__Problem__. Copy out the listing that follows, exact in every word, and skip the images.

__Materials provided__.
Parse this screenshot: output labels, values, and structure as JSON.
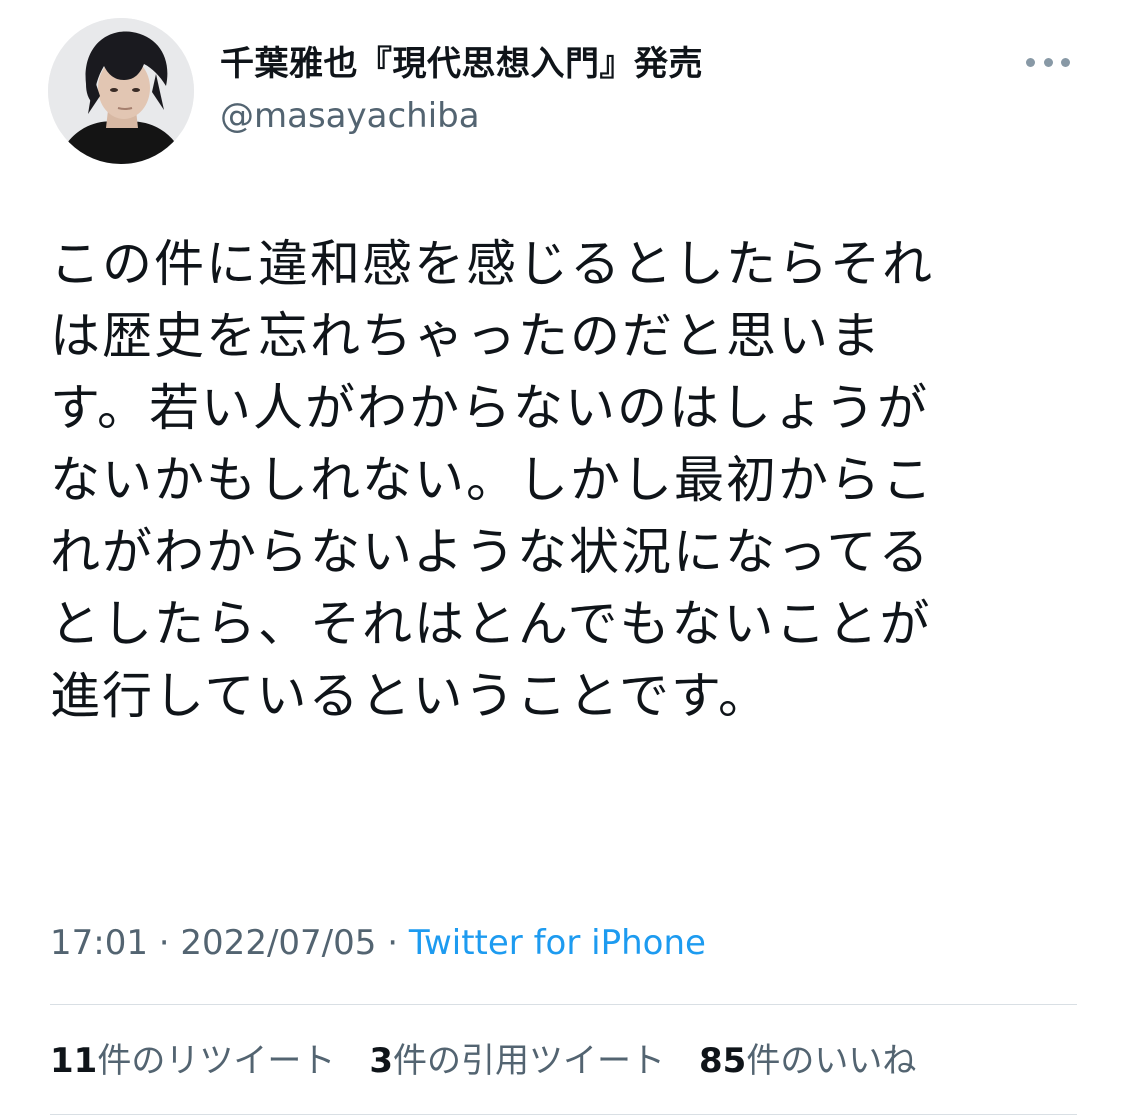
{
  "user": {
    "display_name": "千葉雅也『現代思想入門』発売",
    "handle": "@masayachiba",
    "avatar_icon": "user-avatar-photo"
  },
  "more_icon": "more-dots-icon",
  "tweet": {
    "text": "この件に違和感を感じるとしたらそれ\nは歴史を忘れちゃったのだと思いま\nす。若い人がわからないのはしょうが\nないかもしれない。しかし最初からこ\nれがわからないような状況になってる\nとしたら、それはとんでもないことが\n進行しているということです。",
    "time": "17:01",
    "date": "2022/07/05",
    "separator": "·",
    "source": "Twitter for iPhone"
  },
  "stats": {
    "retweets_count": "11",
    "retweets_label": "件のリツイート",
    "quotes_count": "3",
    "quotes_label": "件の引用ツイート",
    "likes_count": "85",
    "likes_label": "件のいいね"
  },
  "colors": {
    "text": "#0f1419",
    "secondary": "#536471",
    "link": "#1d9bf0",
    "divider": "#d9dfe4"
  }
}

__Exercise output__.
Parse this screenshot: output labels, values, and structure as JSON.
{
  "user": {
    "display_name": "千葉雅也『現代思想入門』発売",
    "handle": "@masayachiba",
    "avatar_icon": "user-avatar-photo"
  },
  "more_icon": "more-dots-icon",
  "tweet": {
    "text": "この件に違和感を感じるとしたらそれ\nは歴史を忘れちゃったのだと思いま\nす。若い人がわからないのはしょうが\nないかもしれない。しかし最初からこ\nれがわからないような状況になってる\nとしたら、それはとんでもないことが\n進行しているということです。",
    "time": "17:01",
    "date": "2022/07/05",
    "separator": "·",
    "source": "Twitter for iPhone"
  },
  "stats": {
    "retweets_count": "11",
    "retweets_label": "件のリツイート",
    "quotes_count": "3",
    "quotes_label": "件の引用ツイート",
    "likes_count": "85",
    "likes_label": "件のいいね"
  },
  "colors": {
    "text": "#0f1419",
    "secondary": "#536471",
    "link": "#1d9bf0",
    "divider": "#d9dfe4"
  }
}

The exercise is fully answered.